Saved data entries

========================

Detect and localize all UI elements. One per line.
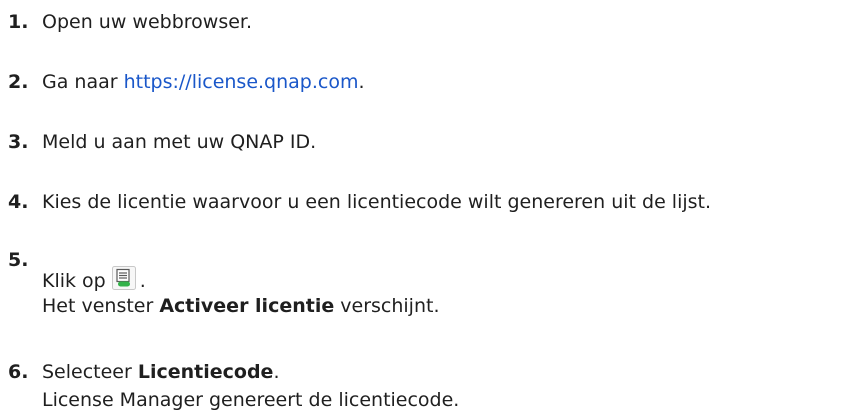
step-number: 6. [8, 361, 29, 383]
step-text-prefix: Selecteer [42, 361, 138, 383]
step-text: Ga naar https://license.qnap.com. [42, 70, 365, 94]
step-text-prefix: Het venster [42, 295, 160, 317]
step-text: Klik op. [42, 266, 146, 293]
step-number: 4. [8, 191, 29, 213]
step-text: Meld u aan met uw QNAP ID. [42, 131, 317, 153]
window-name: Activeer licentie [159, 295, 335, 317]
step-text-line2: License Manager genereert de licentiecod… [42, 389, 460, 411]
license-action-icon[interactable] [111, 266, 136, 290]
option-name: Licentiecode [137, 361, 274, 383]
step-number: 3. [8, 131, 29, 153]
step-text: Selecteer Licentiecode. [42, 360, 280, 384]
step-text: Kies de licentie waarvoor u een licentie… [42, 191, 712, 213]
step-text-suffix: . [358, 71, 365, 93]
license-site-link[interactable]: https://license.qnap.com [124, 71, 359, 93]
step-text-prefix: Klik op [42, 270, 106, 292]
step-text-line2: Het venster Activeer licentie verschijnt… [42, 294, 440, 318]
step-text-suffix: . [139, 270, 146, 292]
step-text: Open uw webbrowser. [42, 11, 253, 33]
step-text-suffix: . [273, 361, 280, 383]
step-number: 2. [8, 71, 29, 93]
step-number: 5. [8, 249, 29, 271]
step-text-prefix: Ga naar [42, 71, 124, 93]
step-text-suffix: verschijnt. [334, 295, 440, 317]
step-number: 1. [8, 11, 29, 33]
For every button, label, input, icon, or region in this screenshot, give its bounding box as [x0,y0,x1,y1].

========================

## EXERCISE
Change every "step-text-suffix" in the listing to "step-text-end" and leave all other text as it is. Omit the picture lines from your answer.

## ANSWER TO THE PROBLEM
Detect and localize all UI elements. One per line.
step-number: 6. [8, 361, 29, 383]
step-text-prefix: Selecteer [42, 361, 138, 383]
step-text: Ga naar https://license.qnap.com. [42, 70, 365, 94]
step-text-prefix: Het venster [42, 295, 160, 317]
step-text: Klik op. [42, 266, 146, 293]
step-number: 4. [8, 191, 29, 213]
step-text: Meld u aan met uw QNAP ID. [42, 131, 317, 153]
window-name: Activeer licentie [159, 295, 335, 317]
step-text-line2: License Manager genereert de licentiecod… [42, 389, 460, 411]
license-action-icon[interactable] [111, 266, 136, 290]
option-name: Licentiecode [137, 361, 274, 383]
step-number: 3. [8, 131, 29, 153]
step-text: Selecteer Licentiecode. [42, 360, 280, 384]
step-text: Kies de licentie waarvoor u een licentie… [42, 191, 712, 213]
step-text-end: . [358, 71, 365, 93]
license-site-link[interactable]: https://license.qnap.com [124, 71, 359, 93]
step-text-prefix: Klik op [42, 270, 106, 292]
step-text-line2: Het venster Activeer licentie verschijnt… [42, 294, 440, 318]
step-text-end: . [139, 270, 146, 292]
step-text: Open uw webbrowser. [42, 11, 253, 33]
step-text-end: . [273, 361, 280, 383]
step-number: 2. [8, 71, 29, 93]
step-number: 5. [8, 249, 29, 271]
step-text-prefix: Ga naar [42, 71, 124, 93]
step-text-end: verschijnt. [334, 295, 440, 317]
step-number: 1. [8, 11, 29, 33]
For every button, label, input, icon, or region in this screenshot, give its bounding box as [x0,y0,x1,y1].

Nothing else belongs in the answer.